WHAT TO DO
Filter the data for lines with the word "style", then copy every line so identified.

---------- DATA FOR THIS EXERCISE ----------

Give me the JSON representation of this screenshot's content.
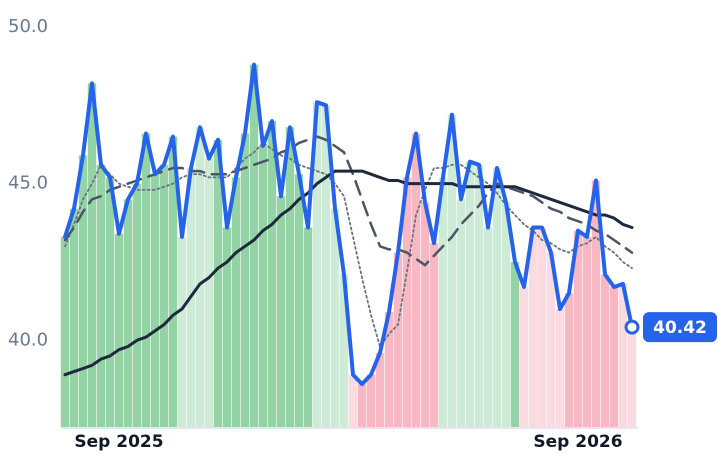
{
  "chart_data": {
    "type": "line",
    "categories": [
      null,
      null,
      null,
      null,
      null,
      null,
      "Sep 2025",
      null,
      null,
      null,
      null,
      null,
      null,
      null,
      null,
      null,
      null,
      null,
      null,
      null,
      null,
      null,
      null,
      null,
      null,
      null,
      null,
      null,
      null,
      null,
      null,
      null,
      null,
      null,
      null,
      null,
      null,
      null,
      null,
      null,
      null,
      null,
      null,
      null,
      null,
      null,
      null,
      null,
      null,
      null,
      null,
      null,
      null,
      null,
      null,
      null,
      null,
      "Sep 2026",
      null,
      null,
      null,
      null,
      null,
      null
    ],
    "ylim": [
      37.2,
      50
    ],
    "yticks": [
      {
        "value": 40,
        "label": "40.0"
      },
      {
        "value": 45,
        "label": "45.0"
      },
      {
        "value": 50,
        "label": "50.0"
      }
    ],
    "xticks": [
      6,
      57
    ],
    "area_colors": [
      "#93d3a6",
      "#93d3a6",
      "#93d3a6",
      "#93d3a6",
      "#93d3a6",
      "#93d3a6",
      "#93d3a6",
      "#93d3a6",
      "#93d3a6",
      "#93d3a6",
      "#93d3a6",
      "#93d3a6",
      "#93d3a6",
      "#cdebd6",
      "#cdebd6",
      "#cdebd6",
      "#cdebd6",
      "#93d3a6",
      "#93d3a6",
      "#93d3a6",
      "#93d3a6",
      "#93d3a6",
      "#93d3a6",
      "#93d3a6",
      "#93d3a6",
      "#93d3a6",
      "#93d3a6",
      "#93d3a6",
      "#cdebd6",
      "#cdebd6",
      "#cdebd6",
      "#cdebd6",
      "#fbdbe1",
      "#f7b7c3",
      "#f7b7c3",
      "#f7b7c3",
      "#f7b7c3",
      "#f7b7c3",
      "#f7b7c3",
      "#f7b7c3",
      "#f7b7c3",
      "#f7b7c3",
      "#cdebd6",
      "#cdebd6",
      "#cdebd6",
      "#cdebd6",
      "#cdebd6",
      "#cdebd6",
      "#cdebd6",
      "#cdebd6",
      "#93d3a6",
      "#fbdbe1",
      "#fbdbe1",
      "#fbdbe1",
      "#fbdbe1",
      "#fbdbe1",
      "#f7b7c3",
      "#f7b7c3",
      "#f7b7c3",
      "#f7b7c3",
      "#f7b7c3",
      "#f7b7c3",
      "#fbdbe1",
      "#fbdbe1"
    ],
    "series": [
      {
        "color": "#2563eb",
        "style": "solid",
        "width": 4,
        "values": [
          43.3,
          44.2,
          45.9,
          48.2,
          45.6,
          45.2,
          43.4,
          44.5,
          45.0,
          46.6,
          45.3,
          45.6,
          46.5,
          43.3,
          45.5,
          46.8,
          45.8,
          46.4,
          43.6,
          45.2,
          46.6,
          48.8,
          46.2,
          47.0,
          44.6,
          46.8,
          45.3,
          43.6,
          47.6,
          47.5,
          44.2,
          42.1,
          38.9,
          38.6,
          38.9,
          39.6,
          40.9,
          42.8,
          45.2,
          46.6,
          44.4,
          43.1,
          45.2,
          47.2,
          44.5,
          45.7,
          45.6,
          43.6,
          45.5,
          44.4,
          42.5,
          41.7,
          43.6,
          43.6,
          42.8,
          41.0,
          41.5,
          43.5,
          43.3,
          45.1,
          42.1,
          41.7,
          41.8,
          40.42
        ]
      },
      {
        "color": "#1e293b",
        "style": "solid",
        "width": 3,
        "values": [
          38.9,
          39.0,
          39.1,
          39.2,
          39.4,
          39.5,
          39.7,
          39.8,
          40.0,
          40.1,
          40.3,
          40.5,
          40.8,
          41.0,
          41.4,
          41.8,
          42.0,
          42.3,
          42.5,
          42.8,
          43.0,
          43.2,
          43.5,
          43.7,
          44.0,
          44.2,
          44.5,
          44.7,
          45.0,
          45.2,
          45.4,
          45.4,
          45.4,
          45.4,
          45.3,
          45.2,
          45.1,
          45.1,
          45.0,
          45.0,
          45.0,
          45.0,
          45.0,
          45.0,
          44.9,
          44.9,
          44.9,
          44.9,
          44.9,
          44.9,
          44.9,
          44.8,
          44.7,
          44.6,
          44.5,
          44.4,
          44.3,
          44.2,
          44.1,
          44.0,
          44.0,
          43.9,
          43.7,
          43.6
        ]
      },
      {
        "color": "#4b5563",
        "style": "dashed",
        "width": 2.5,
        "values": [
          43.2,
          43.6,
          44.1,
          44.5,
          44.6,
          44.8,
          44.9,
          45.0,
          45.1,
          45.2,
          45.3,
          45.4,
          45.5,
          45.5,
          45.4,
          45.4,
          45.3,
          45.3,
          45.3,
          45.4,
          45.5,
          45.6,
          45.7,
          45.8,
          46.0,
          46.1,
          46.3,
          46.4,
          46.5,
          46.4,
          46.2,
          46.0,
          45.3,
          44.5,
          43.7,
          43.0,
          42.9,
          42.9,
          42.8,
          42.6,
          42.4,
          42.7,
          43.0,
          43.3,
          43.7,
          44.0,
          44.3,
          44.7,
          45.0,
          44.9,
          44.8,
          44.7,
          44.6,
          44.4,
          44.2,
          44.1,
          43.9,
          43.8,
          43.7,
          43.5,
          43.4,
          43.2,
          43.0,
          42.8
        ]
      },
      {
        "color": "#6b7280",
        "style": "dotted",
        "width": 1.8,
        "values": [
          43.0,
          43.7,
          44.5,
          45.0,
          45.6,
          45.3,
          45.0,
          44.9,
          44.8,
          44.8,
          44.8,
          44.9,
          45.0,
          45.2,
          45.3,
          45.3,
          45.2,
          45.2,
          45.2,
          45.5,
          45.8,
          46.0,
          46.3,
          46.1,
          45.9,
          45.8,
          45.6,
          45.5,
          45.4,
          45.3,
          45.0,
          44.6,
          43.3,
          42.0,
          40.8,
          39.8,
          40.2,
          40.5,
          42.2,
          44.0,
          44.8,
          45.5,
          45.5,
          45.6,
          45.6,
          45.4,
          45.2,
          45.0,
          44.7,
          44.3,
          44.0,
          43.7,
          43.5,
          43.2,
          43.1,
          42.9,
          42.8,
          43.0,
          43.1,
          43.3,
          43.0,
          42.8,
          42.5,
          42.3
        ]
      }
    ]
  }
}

----------

TASK RESULT
        "style": "solid",
        "style": "solid",
        "style": "dashed",
        "style": "dotted",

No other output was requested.